-- Start of Records supplied --

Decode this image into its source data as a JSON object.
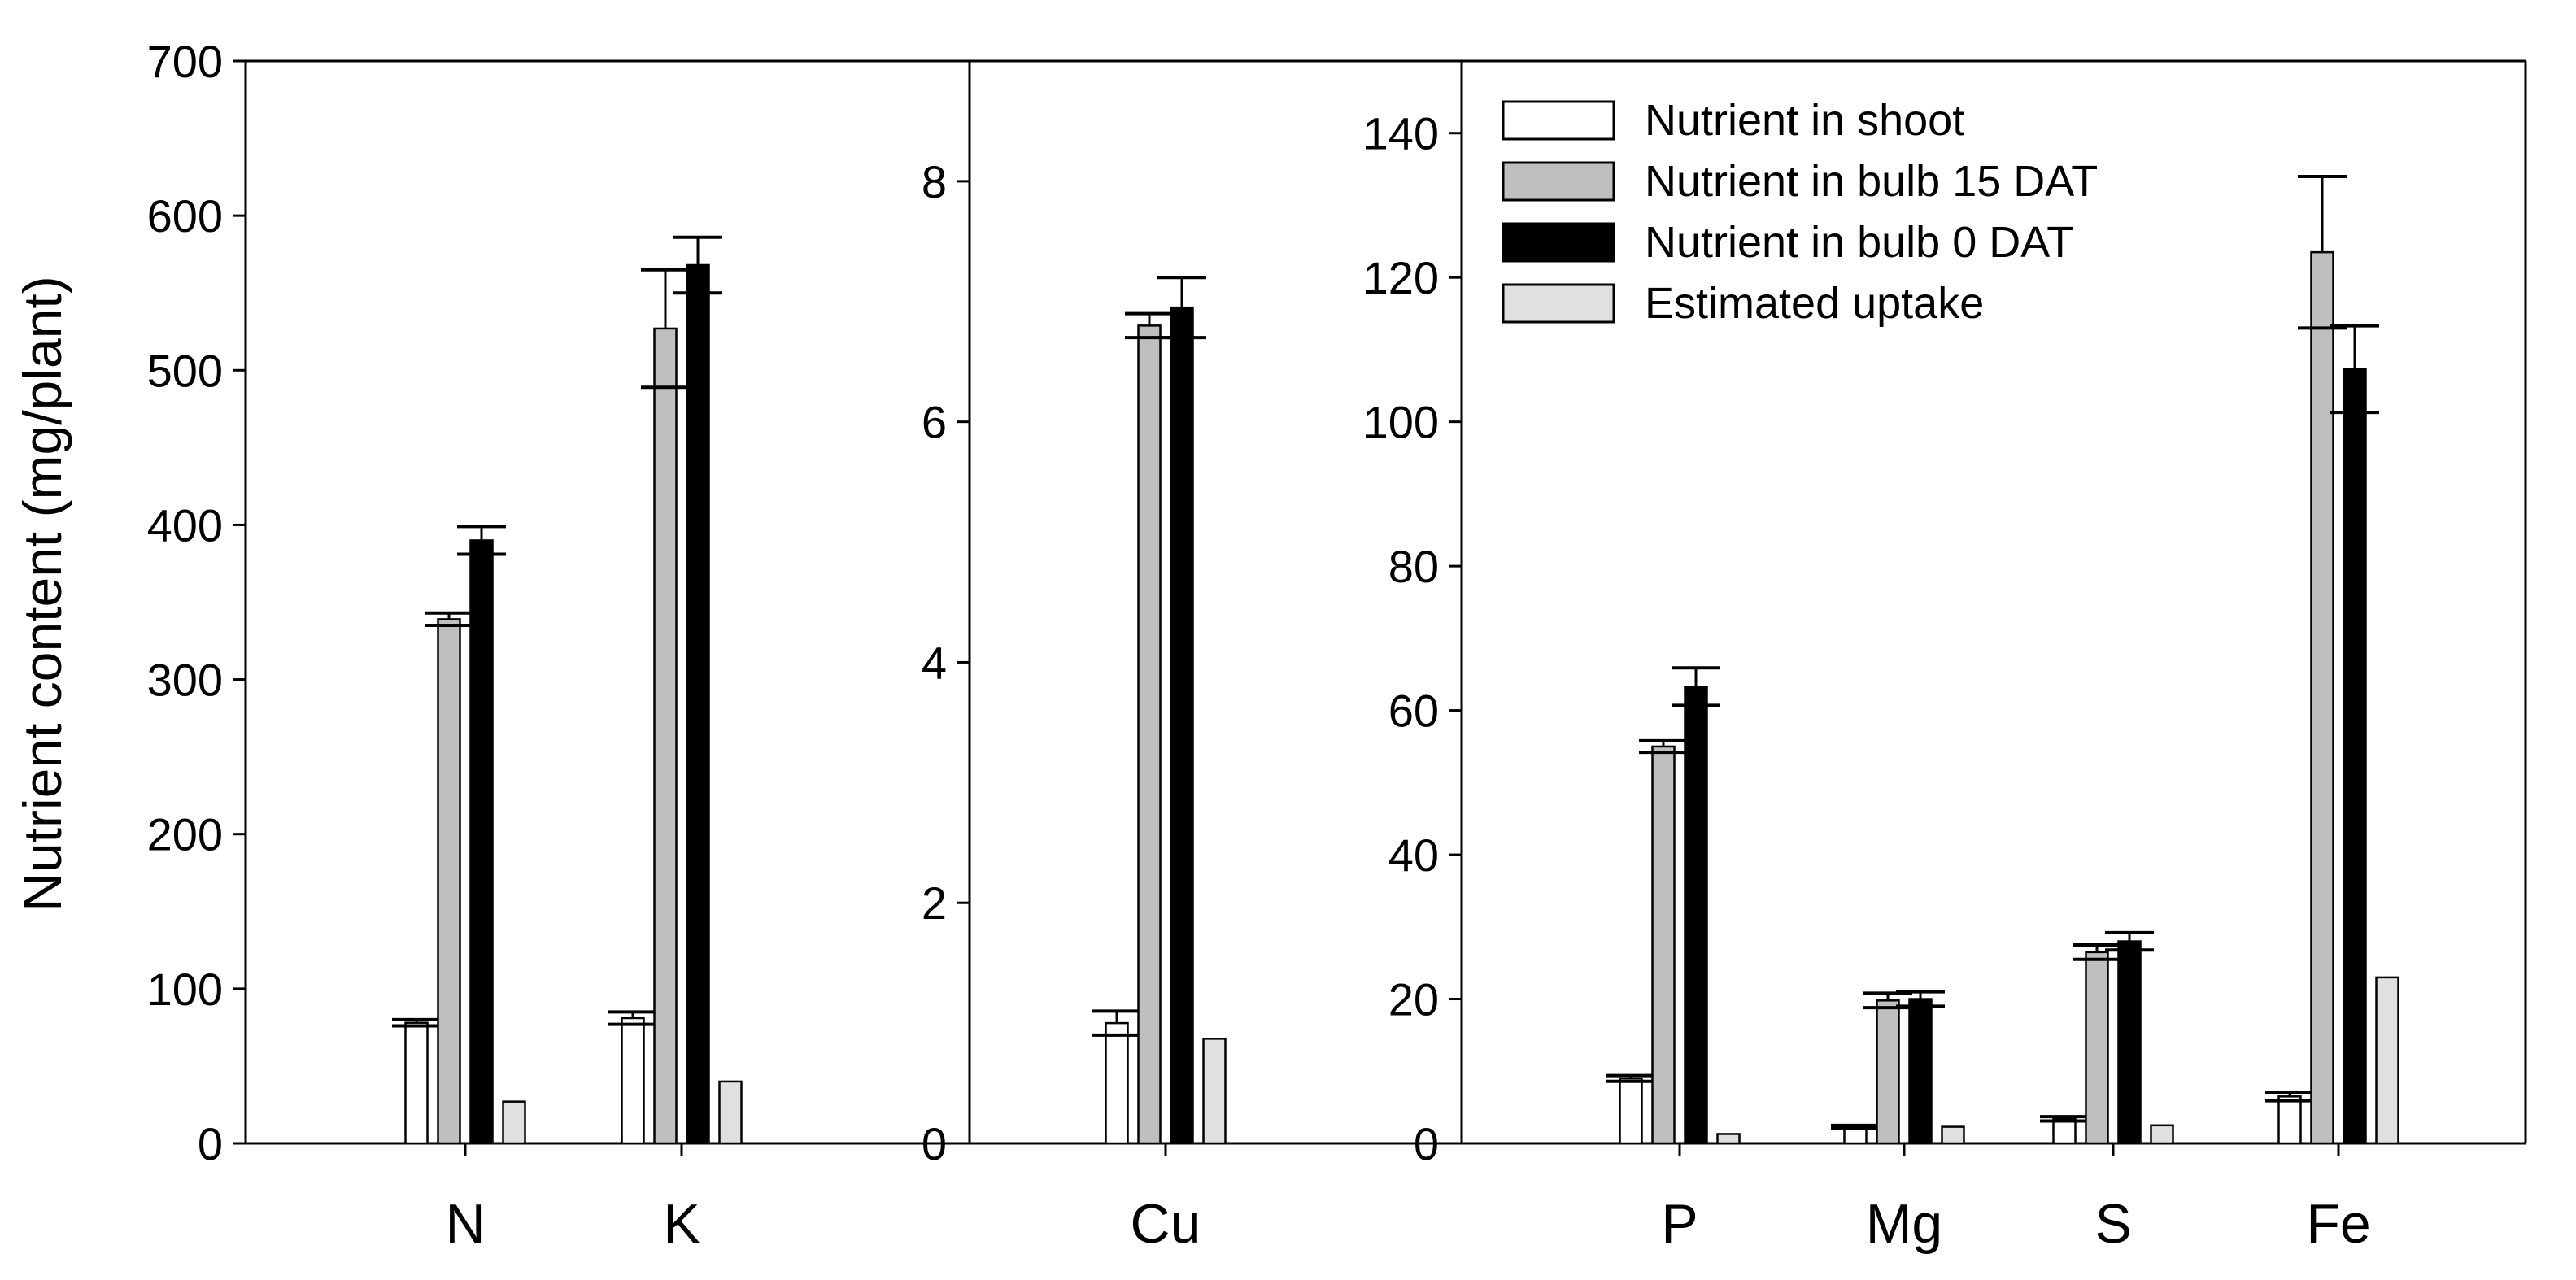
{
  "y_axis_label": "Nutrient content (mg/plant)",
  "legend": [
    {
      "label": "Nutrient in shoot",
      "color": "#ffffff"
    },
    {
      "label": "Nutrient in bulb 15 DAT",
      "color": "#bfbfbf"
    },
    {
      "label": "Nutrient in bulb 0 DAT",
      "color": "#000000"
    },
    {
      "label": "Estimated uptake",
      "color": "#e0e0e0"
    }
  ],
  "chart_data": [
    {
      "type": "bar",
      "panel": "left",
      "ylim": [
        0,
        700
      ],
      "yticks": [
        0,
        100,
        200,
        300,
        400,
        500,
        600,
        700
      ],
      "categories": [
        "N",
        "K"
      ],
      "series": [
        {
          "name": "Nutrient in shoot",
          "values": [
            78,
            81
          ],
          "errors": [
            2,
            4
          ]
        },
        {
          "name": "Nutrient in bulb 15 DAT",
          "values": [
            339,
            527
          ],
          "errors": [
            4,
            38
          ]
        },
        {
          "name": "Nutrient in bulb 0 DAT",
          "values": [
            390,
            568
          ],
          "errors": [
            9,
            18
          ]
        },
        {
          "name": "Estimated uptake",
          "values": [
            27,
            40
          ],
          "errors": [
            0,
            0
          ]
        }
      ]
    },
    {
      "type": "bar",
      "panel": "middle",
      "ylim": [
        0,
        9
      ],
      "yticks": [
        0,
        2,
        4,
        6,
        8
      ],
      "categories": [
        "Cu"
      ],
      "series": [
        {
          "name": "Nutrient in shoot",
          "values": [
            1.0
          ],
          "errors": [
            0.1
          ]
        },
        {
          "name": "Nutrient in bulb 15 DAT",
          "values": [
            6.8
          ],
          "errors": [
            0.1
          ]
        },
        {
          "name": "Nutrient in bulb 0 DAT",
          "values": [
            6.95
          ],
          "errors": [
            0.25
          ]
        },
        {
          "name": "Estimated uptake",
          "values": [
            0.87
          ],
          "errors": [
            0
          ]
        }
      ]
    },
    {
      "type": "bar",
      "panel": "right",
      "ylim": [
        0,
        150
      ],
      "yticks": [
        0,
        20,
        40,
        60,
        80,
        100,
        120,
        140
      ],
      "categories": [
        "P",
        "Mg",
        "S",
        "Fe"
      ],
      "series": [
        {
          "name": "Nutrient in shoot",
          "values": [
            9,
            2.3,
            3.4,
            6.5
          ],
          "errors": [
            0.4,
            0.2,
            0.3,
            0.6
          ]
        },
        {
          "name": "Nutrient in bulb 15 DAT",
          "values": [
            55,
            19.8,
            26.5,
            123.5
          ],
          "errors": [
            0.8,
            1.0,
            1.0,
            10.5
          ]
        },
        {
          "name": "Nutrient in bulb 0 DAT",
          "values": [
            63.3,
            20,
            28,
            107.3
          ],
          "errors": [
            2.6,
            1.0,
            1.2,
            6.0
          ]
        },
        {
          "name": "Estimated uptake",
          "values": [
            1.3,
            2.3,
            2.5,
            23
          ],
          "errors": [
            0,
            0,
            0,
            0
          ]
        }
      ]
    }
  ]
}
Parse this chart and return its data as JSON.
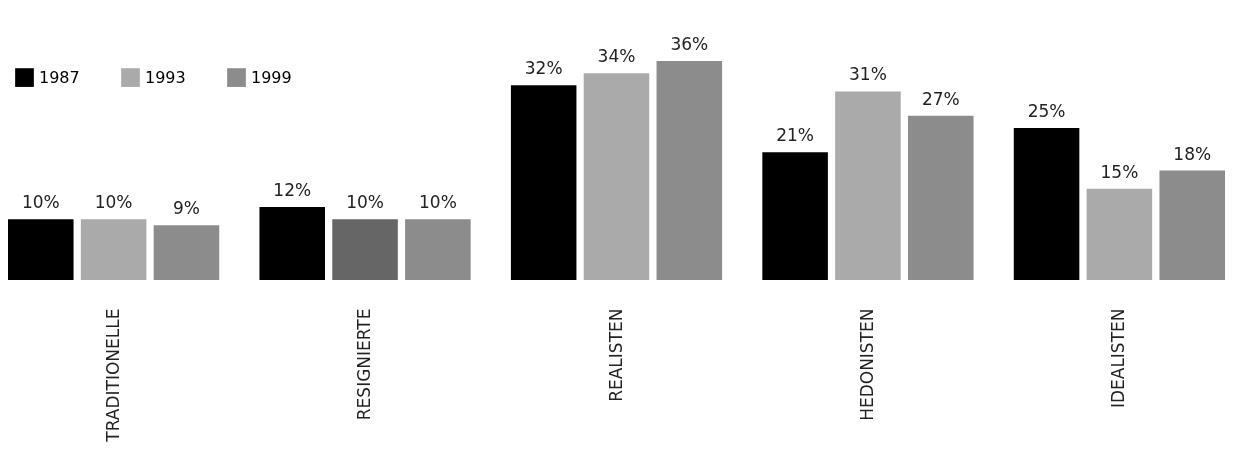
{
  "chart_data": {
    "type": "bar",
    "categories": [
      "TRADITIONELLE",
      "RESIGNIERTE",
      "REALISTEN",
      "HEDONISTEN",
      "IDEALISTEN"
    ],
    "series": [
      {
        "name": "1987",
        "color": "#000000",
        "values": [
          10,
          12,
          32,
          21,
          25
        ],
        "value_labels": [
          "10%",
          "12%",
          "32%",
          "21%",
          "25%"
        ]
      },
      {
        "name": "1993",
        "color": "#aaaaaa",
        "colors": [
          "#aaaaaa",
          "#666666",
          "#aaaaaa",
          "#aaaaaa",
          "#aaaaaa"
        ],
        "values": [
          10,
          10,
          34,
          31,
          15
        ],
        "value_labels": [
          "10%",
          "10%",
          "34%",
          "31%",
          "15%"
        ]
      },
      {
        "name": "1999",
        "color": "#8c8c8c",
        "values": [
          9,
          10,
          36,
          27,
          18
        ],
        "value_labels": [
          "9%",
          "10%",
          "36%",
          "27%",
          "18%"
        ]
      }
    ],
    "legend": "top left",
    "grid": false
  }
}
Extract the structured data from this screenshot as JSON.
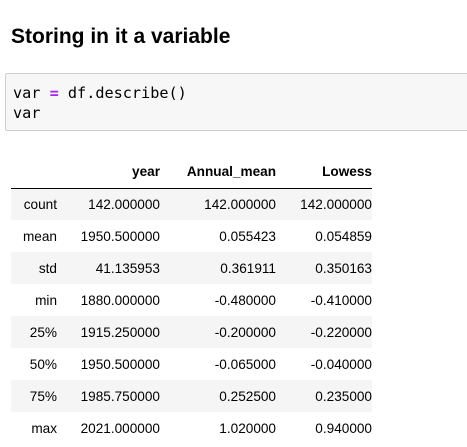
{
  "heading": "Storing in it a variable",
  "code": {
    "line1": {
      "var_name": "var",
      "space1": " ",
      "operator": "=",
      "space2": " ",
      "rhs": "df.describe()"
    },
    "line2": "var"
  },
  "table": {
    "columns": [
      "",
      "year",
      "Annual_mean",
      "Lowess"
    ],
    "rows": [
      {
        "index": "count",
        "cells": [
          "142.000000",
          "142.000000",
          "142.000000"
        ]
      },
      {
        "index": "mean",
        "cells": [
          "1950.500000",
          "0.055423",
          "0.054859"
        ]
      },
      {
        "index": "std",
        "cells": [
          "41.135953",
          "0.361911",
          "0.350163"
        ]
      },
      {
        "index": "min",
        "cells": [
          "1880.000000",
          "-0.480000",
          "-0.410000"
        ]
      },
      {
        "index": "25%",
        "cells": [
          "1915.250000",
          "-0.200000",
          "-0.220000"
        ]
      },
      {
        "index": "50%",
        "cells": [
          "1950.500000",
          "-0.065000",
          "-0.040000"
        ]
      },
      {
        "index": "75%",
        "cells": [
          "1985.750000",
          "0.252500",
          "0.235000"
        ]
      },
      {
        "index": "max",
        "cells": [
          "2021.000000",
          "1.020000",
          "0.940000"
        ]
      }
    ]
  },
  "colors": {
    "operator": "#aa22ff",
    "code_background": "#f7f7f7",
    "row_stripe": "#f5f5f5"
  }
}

-- End of Records supplied --

> **Stated exercise**: Above are records; say how many of their lines contain the word "panel", giving only the number.

> **Completed task**: 3